WRITTEN INSTRUCTION ▸ Write out the listing in full, matching it word for word.

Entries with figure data
--- start ---

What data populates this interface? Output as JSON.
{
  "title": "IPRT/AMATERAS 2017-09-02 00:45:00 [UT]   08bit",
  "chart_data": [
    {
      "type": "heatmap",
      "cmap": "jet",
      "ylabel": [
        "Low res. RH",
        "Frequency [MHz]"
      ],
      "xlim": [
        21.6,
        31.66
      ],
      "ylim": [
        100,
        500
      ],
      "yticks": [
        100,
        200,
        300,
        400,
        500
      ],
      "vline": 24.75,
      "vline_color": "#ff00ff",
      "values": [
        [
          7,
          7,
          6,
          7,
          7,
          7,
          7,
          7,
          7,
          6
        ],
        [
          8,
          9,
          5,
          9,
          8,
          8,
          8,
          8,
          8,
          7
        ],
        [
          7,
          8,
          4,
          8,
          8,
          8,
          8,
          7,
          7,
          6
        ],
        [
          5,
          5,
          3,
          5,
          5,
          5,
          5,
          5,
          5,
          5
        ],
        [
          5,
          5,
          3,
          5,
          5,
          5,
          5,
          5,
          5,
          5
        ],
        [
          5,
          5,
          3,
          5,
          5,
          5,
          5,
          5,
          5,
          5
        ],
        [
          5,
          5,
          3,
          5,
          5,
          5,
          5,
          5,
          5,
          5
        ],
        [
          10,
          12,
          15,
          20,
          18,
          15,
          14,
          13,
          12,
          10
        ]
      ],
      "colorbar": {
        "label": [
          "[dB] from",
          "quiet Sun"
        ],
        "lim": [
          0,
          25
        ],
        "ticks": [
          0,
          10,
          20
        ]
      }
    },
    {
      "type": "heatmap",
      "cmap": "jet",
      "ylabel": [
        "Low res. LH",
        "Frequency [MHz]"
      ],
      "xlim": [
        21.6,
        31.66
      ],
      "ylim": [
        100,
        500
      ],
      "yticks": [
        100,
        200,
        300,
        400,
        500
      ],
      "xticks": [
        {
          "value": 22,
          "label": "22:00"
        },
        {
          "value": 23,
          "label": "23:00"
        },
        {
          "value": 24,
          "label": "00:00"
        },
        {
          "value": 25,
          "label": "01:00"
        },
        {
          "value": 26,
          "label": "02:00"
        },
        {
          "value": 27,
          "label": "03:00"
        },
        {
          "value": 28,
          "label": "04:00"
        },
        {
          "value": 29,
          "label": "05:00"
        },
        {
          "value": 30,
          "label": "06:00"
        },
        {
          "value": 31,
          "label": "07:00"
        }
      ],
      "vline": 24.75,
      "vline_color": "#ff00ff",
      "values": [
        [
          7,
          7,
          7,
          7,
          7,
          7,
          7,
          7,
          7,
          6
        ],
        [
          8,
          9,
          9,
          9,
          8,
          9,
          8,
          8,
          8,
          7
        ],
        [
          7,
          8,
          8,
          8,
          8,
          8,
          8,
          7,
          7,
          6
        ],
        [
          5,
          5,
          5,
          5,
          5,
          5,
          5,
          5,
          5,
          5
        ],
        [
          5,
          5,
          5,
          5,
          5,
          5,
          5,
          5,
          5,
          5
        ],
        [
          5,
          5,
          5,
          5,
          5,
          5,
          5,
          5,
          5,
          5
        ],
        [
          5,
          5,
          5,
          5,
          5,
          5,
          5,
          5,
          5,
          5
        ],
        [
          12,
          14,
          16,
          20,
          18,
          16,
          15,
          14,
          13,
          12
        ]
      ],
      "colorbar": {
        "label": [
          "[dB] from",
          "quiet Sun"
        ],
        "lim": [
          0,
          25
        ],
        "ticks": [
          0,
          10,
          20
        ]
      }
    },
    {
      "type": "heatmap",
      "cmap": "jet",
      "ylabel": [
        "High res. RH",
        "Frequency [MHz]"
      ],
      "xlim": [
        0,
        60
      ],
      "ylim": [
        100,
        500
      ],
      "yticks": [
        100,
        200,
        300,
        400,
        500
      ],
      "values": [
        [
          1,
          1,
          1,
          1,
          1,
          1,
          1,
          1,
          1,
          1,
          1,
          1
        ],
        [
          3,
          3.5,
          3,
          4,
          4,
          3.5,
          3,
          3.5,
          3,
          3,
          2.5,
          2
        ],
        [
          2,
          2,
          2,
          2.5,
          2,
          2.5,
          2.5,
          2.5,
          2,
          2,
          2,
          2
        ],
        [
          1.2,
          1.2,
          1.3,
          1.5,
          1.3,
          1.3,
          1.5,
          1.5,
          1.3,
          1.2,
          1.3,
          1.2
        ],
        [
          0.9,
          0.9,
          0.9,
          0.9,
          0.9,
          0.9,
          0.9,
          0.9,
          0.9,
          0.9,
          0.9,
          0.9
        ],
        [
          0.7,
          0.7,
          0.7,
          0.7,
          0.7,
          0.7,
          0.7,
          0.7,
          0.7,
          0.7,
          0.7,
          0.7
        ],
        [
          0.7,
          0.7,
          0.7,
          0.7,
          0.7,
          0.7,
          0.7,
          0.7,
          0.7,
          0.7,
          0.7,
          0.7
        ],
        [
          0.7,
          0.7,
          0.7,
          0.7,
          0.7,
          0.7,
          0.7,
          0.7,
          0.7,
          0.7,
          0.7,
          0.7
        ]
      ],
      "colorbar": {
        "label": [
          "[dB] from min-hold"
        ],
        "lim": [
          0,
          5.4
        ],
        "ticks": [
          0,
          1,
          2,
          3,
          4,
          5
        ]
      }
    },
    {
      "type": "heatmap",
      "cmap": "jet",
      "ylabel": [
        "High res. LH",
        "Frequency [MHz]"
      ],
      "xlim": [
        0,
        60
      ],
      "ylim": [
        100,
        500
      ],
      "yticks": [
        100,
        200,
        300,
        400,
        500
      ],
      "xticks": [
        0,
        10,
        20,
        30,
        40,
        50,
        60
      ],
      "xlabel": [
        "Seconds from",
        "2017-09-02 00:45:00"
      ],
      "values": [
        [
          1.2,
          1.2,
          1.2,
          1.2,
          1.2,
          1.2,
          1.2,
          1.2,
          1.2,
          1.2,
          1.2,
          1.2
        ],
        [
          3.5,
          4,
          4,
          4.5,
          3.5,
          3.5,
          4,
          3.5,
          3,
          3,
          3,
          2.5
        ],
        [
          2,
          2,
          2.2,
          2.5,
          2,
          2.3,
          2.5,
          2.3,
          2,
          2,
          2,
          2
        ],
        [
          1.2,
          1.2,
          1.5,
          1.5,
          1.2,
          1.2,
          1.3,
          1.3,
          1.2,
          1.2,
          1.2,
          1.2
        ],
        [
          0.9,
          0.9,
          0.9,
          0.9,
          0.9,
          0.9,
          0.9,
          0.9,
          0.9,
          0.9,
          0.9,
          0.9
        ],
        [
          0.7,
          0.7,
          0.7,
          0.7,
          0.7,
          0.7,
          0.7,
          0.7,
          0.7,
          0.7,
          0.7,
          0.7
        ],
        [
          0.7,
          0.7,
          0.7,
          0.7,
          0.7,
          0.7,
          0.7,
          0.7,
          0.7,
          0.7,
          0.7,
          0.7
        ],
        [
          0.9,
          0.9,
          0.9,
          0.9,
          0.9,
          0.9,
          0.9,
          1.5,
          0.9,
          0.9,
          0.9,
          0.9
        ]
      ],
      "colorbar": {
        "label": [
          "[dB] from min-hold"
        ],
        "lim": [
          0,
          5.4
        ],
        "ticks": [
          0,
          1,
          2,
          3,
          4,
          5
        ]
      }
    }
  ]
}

--- end ---

WRITTEN RESPONSE ▸
What data populates this interface? Output as JSON.
{
  "title": "IPRT/AMATERAS 2017-09-02 00:45:00 [UT]   08bit",
  "chart_data": [
    {
      "type": "heatmap",
      "cmap": "jet",
      "ylabel": [
        "Low res. RH",
        "Frequency [MHz]"
      ],
      "xlim": [
        21.6,
        31.66
      ],
      "ylim": [
        100,
        500
      ],
      "yticks": [
        100,
        200,
        300,
        400,
        500
      ],
      "vline": 24.75,
      "vline_color": "#ff00ff",
      "values": [
        [
          7,
          7,
          6,
          7,
          7,
          7,
          7,
          7,
          7,
          6
        ],
        [
          8,
          9,
          5,
          9,
          8,
          8,
          8,
          8,
          8,
          7
        ],
        [
          7,
          8,
          4,
          8,
          8,
          8,
          8,
          7,
          7,
          6
        ],
        [
          5,
          5,
          3,
          5,
          5,
          5,
          5,
          5,
          5,
          5
        ],
        [
          5,
          5,
          3,
          5,
          5,
          5,
          5,
          5,
          5,
          5
        ],
        [
          5,
          5,
          3,
          5,
          5,
          5,
          5,
          5,
          5,
          5
        ],
        [
          5,
          5,
          3,
          5,
          5,
          5,
          5,
          5,
          5,
          5
        ],
        [
          10,
          12,
          15,
          20,
          18,
          15,
          14,
          13,
          12,
          10
        ]
      ],
      "colorbar": {
        "label": [
          "[dB] from",
          "quiet Sun"
        ],
        "lim": [
          0,
          25
        ],
        "ticks": [
          0,
          10,
          20
        ]
      }
    },
    {
      "type": "heatmap",
      "cmap": "jet",
      "ylabel": [
        "Low res. LH",
        "Frequency [MHz]"
      ],
      "xlim": [
        21.6,
        31.66
      ],
      "ylim": [
        100,
        500
      ],
      "yticks": [
        100,
        200,
        300,
        400,
        500
      ],
      "xticks": [
        {
          "value": 22,
          "label": "22:00"
        },
        {
          "value": 23,
          "label": "23:00"
        },
        {
          "value": 24,
          "label": "00:00"
        },
        {
          "value": 25,
          "label": "01:00"
        },
        {
          "value": 26,
          "label": "02:00"
        },
        {
          "value": 27,
          "label": "03:00"
        },
        {
          "value": 28,
          "label": "04:00"
        },
        {
          "value": 29,
          "label": "05:00"
        },
        {
          "value": 30,
          "label": "06:00"
        },
        {
          "value": 31,
          "label": "07:00"
        }
      ],
      "vline": 24.75,
      "vline_color": "#ff00ff",
      "values": [
        [
          7,
          7,
          7,
          7,
          7,
          7,
          7,
          7,
          7,
          6
        ],
        [
          8,
          9,
          9,
          9,
          8,
          9,
          8,
          8,
          8,
          7
        ],
        [
          7,
          8,
          8,
          8,
          8,
          8,
          8,
          7,
          7,
          6
        ],
        [
          5,
          5,
          5,
          5,
          5,
          5,
          5,
          5,
          5,
          5
        ],
        [
          5,
          5,
          5,
          5,
          5,
          5,
          5,
          5,
          5,
          5
        ],
        [
          5,
          5,
          5,
          5,
          5,
          5,
          5,
          5,
          5,
          5
        ],
        [
          5,
          5,
          5,
          5,
          5,
          5,
          5,
          5,
          5,
          5
        ],
        [
          12,
          14,
          16,
          20,
          18,
          16,
          15,
          14,
          13,
          12
        ]
      ],
      "colorbar": {
        "label": [
          "[dB] from",
          "quiet Sun"
        ],
        "lim": [
          0,
          25
        ],
        "ticks": [
          0,
          10,
          20
        ]
      }
    },
    {
      "type": "heatmap",
      "cmap": "jet",
      "ylabel": [
        "High res. RH",
        "Frequency [MHz]"
      ],
      "xlim": [
        0,
        60
      ],
      "ylim": [
        100,
        500
      ],
      "yticks": [
        100,
        200,
        300,
        400,
        500
      ],
      "values": [
        [
          1,
          1,
          1,
          1,
          1,
          1,
          1,
          1,
          1,
          1,
          1,
          1
        ],
        [
          3,
          3.5,
          3,
          4,
          4,
          3.5,
          3,
          3.5,
          3,
          3,
          2.5,
          2
        ],
        [
          2,
          2,
          2,
          2.5,
          2,
          2.5,
          2.5,
          2.5,
          2,
          2,
          2,
          2
        ],
        [
          1.2,
          1.2,
          1.3,
          1.5,
          1.3,
          1.3,
          1.5,
          1.5,
          1.3,
          1.2,
          1.3,
          1.2
        ],
        [
          0.9,
          0.9,
          0.9,
          0.9,
          0.9,
          0.9,
          0.9,
          0.9,
          0.9,
          0.9,
          0.9,
          0.9
        ],
        [
          0.7,
          0.7,
          0.7,
          0.7,
          0.7,
          0.7,
          0.7,
          0.7,
          0.7,
          0.7,
          0.7,
          0.7
        ],
        [
          0.7,
          0.7,
          0.7,
          0.7,
          0.7,
          0.7,
          0.7,
          0.7,
          0.7,
          0.7,
          0.7,
          0.7
        ],
        [
          0.7,
          0.7,
          0.7,
          0.7,
          0.7,
          0.7,
          0.7,
          0.7,
          0.7,
          0.7,
          0.7,
          0.7
        ]
      ],
      "colorbar": {
        "label": [
          "[dB] from min-hold"
        ],
        "lim": [
          0,
          5.4
        ],
        "ticks": [
          0,
          1,
          2,
          3,
          4,
          5
        ]
      }
    },
    {
      "type": "heatmap",
      "cmap": "jet",
      "ylabel": [
        "High res. LH",
        "Frequency [MHz]"
      ],
      "xlim": [
        0,
        60
      ],
      "ylim": [
        100,
        500
      ],
      "yticks": [
        100,
        200,
        300,
        400,
        500
      ],
      "xticks": [
        0,
        10,
        20,
        30,
        40,
        50,
        60
      ],
      "xlabel": [
        "Seconds from",
        "2017-09-02 00:45:00"
      ],
      "values": [
        [
          1.2,
          1.2,
          1.2,
          1.2,
          1.2,
          1.2,
          1.2,
          1.2,
          1.2,
          1.2,
          1.2,
          1.2
        ],
        [
          3.5,
          4,
          4,
          4.5,
          3.5,
          3.5,
          4,
          3.5,
          3,
          3,
          3,
          2.5
        ],
        [
          2,
          2,
          2.2,
          2.5,
          2,
          2.3,
          2.5,
          2.3,
          2,
          2,
          2,
          2
        ],
        [
          1.2,
          1.2,
          1.5,
          1.5,
          1.2,
          1.2,
          1.3,
          1.3,
          1.2,
          1.2,
          1.2,
          1.2
        ],
        [
          0.9,
          0.9,
          0.9,
          0.9,
          0.9,
          0.9,
          0.9,
          0.9,
          0.9,
          0.9,
          0.9,
          0.9
        ],
        [
          0.7,
          0.7,
          0.7,
          0.7,
          0.7,
          0.7,
          0.7,
          0.7,
          0.7,
          0.7,
          0.7,
          0.7
        ],
        [
          0.7,
          0.7,
          0.7,
          0.7,
          0.7,
          0.7,
          0.7,
          0.7,
          0.7,
          0.7,
          0.7,
          0.7
        ],
        [
          0.9,
          0.9,
          0.9,
          0.9,
          0.9,
          0.9,
          0.9,
          1.5,
          0.9,
          0.9,
          0.9,
          0.9
        ]
      ],
      "colorbar": {
        "label": [
          "[dB] from min-hold"
        ],
        "lim": [
          0,
          5.4
        ],
        "ticks": [
          0,
          1,
          2,
          3,
          4,
          5
        ]
      }
    }
  ]
}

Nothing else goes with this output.